During the early part of December 2013, Yahoo’s popular mailing service, Yahoo Mail, remained down for more than 48 hours, causing major problems for a swathe of users and businesses.
It’s not the lone incident when a cloud based service suffered huge outage for a long duration. In fact, the year 2013 saw far too many incidents of cloud disruptions or outages. As per the U.S. based IT continuity management company Neverfail’s 2013 Downtime Report, Microsoft’s Windows Azure, Google and Amazon Web Services made their way to the top three slots on the list of top 10 outages of the year.
The scale of these massive outages was based on the downtime and its overall impact, taking into accounts the lost revenues, expansive reach and damaged reputations due to the downtime. On many occasions, these tech companies faced technical glitches that caused disruptions of their cloud based services and systems that lasted for long hours, even days.
Generally, these severances are termed as ‘technical issues or problems’ but they are instances of ‘cloud vulnerabilities’ — caused by various factors such as hardware failures, natural disasters, closure of cloud services, cloud related malware, inadequate infrastructure designs and planning and others.
Arguably, though, one may promptly say, “But they don’t occur frequently!” However, the fact remains that they do occur. The possibilities cannot be ruled out in today’s time, when almost
everything is moving to the cloud. And any kind of downtime caused by ‘cloud outage’ is detrimental to businesses and enterprises, often leading to huge financial losses.

* **STORED ROWS**
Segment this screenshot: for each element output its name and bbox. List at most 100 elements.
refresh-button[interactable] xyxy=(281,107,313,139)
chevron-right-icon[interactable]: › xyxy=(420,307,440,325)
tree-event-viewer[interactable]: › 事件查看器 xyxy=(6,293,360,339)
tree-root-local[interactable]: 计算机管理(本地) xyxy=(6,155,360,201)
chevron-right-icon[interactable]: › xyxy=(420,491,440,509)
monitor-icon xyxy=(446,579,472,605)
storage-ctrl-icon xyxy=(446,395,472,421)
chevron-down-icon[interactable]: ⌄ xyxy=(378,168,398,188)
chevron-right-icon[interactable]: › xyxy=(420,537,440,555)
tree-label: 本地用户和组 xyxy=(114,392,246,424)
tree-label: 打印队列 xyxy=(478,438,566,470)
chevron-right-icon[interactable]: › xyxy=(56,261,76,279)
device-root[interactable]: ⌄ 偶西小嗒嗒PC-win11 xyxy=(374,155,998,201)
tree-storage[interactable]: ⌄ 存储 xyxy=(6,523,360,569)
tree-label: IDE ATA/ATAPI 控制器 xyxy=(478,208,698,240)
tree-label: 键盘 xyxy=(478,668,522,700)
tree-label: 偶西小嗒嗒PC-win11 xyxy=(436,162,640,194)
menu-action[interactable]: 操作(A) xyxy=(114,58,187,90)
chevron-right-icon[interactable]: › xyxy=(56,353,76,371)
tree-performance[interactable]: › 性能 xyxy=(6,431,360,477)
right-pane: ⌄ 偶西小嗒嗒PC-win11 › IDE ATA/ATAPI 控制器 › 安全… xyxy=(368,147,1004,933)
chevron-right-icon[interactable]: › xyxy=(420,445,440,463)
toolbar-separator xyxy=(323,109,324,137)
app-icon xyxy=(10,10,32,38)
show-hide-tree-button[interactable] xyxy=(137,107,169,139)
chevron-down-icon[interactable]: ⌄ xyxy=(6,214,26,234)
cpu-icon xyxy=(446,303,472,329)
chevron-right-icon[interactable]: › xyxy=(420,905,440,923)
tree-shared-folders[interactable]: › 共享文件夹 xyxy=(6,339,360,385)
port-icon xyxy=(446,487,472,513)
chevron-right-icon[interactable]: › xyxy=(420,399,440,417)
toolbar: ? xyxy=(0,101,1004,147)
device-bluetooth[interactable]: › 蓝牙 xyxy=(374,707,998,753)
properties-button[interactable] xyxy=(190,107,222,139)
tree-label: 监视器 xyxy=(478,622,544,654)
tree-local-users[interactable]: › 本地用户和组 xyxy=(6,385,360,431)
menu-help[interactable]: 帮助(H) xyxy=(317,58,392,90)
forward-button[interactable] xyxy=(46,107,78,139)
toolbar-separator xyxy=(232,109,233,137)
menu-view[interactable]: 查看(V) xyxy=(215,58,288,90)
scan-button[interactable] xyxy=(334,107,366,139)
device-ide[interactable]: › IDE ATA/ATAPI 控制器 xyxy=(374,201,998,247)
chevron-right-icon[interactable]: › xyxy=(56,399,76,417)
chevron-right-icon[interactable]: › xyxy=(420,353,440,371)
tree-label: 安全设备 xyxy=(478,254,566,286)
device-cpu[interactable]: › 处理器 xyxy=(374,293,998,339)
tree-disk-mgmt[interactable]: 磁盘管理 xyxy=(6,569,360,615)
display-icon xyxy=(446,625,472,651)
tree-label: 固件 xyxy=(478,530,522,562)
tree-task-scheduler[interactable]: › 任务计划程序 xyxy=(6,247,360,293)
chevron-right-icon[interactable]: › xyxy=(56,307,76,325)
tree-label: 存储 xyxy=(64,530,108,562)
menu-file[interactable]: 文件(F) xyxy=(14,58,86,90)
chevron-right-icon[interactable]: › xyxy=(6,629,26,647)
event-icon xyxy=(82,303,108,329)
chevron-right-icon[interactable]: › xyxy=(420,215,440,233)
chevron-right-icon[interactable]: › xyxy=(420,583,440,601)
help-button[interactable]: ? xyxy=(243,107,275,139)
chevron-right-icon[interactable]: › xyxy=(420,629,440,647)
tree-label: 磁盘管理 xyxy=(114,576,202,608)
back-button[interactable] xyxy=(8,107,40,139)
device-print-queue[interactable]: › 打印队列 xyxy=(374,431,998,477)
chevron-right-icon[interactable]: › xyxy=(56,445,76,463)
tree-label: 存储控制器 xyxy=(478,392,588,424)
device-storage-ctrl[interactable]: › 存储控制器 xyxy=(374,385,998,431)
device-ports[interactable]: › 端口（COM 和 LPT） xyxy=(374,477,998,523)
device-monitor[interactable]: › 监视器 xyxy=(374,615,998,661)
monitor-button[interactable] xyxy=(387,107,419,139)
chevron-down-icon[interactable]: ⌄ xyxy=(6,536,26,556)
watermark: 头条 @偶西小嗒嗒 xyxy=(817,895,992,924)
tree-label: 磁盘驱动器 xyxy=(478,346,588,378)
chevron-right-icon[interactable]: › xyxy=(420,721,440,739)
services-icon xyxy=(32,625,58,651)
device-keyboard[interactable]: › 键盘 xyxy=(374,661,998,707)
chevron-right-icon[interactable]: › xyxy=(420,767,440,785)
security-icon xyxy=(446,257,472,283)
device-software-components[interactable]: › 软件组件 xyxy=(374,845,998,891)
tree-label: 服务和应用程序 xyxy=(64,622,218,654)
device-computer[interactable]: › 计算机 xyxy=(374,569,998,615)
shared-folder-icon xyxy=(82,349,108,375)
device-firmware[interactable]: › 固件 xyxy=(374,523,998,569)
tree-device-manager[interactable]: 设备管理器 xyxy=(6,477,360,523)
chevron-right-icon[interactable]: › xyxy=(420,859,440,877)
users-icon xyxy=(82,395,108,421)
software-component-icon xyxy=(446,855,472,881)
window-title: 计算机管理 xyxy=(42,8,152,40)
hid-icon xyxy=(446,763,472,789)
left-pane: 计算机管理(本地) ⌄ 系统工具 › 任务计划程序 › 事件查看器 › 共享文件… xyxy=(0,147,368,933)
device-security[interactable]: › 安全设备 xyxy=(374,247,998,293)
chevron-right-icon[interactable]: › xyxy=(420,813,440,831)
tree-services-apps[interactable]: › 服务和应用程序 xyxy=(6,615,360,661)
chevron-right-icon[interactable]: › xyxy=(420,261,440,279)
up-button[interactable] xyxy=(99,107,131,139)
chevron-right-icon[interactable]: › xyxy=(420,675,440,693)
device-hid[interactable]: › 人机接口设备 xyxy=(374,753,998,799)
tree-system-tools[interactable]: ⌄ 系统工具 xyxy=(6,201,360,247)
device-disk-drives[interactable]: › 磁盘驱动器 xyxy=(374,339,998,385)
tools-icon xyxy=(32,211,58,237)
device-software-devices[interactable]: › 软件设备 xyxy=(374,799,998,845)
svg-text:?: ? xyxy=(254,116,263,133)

* **GIVEN REQUEST**
Copy the passage on cloud outages in full, word for word. The records are separate material, not part of the passage on cloud outages.

* **ANSWER TO THIS PROBLEM**
During the early part of December 2013, Yahoo’s popular mailing service, Yahoo Mail, remained down for more than 48 hours, causing major problems for a swathe of users and businesses.
It’s not the lone incident when a cloud based service suffered huge outage for a long duration. In fact, the year 2013 saw far too many incidents of cloud disruptions or outages. As per the U.S. based IT continuity management company Neverfail’s 2013 Downtime Report, Microsoft’s Windows Azure, Google and Amazon Web Services made their way to the top three slots on the list of top 10 outages of the year.
The scale of these massive outages was based on the downtime and its overall impact, taking into accounts the lost revenues, expansive reach and damaged reputations due to the downtime. On many occasions, these tech companies faced technical glitches that caused disruptions of their cloud based services and systems that lasted for long hours, even days.
Generally, these severances are termed as ‘technical issues or problems’ but they are instances of ‘cloud vulnerabilities’ — caused by various factors such as hardware failures, natural disasters, closure of cloud services, cloud related malware, inadequate infrastructure designs and planning and others.
Arguably, though, one may promptly say, “But they don’t occur frequently!” However, the fact remains that they do occur. The possibilities cannot be ruled out in today’s time, when almost
everything is moving to the cloud. And any kind of downtime caused by ‘cloud outage’ is detrimental to businesses and enterprises, often leading to huge financial losses.